# WRITTEN INSTRUCTION:
Write the entries out again exactly as they stand, but without the pictures.

────────────────────

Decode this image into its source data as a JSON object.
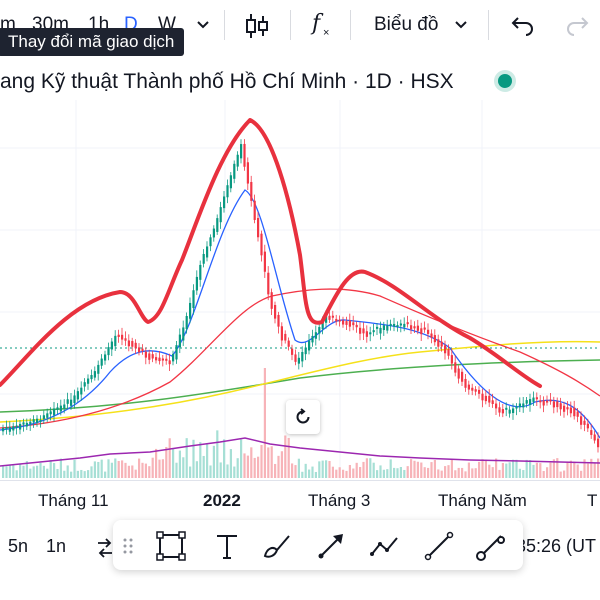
{
  "toolbar": {
    "interval_m": "m",
    "interval_30m": "30m",
    "interval_1h": "1h",
    "interval_d": "D",
    "interval_w": "W",
    "indicator_label": "f",
    "chart_type_label": "Biểu đồ",
    "tooltip": "Thay đổi mã giao dịch"
  },
  "symbol_title": "ang Kỹ thuật Thành phố Hồ Chí Minh · 1D · HSX",
  "x_axis": {
    "labels": [
      "Tháng 11",
      "2022",
      "Tháng 3",
      "Tháng Năm",
      "T"
    ]
  },
  "bottom": {
    "range_5n": "5n",
    "range_1n": "1n",
    "time_text": "35:26 (UT"
  },
  "colors": {
    "up": "#089981",
    "down": "#f23645",
    "annotation": "#e8313e",
    "ma_blue": "#2962ff",
    "ma_red": "#f23645",
    "ma_yellow": "#f5e11a",
    "ma_green": "#4caf50",
    "volume_line": "#9c27b0"
  },
  "icons": {
    "dropdown": "chevron-down-icon",
    "candles": "candlestick-icon",
    "undo": "undo-icon",
    "redo": "redo-icon",
    "reset": "reset-icon"
  }
}
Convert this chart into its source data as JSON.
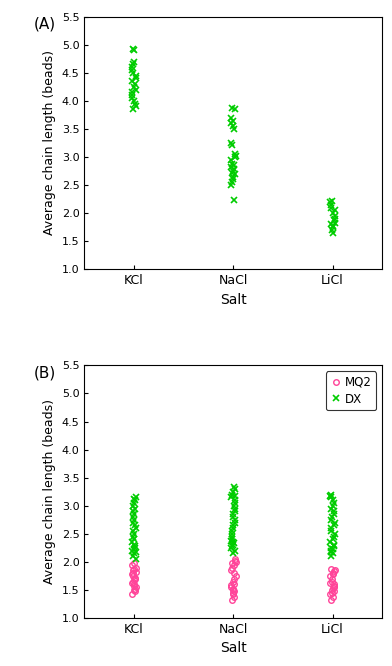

────────────────────

# WRITTEN SOLUTION:
Decode this image into its source data as a JSON object.
{
  "toolbar": {
    "interval_m": "m",
    "interval_30m": "30m",
    "interval_1h": "1h",
    "interval_d": "D",
    "interval_w": "W",
    "indicator_label": "f",
    "chart_type_label": "Biểu đồ",
    "tooltip": "Thay đổi mã giao dịch"
  },
  "symbol_title": "ang Kỹ thuật Thành phố Hồ Chí Minh · 1D · HSX",
  "x_axis": {
    "labels": [
      "Tháng 11",
      "2022",
      "Tháng 3",
      "Tháng Năm",
      "T"
    ]
  },
  "bottom": {
    "range_5n": "5n",
    "range_1n": "1n",
    "time_text": "35:26 (UT"
  },
  "colors": {
    "up": "#089981",
    "down": "#f23645",
    "annotation": "#e8313e",
    "ma_blue": "#2962ff",
    "ma_red": "#f23645",
    "ma_yellow": "#f5e11a",
    "ma_green": "#4caf50",
    "volume_line": "#9c27b0"
  },
  "icons": {
    "dropdown": "chevron-down-icon",
    "candles": "candlestick-icon",
    "undo": "undo-icon",
    "redo": "redo-icon",
    "reset": "reset-icon"
  }
}
Convert this chart into its source data as JSON.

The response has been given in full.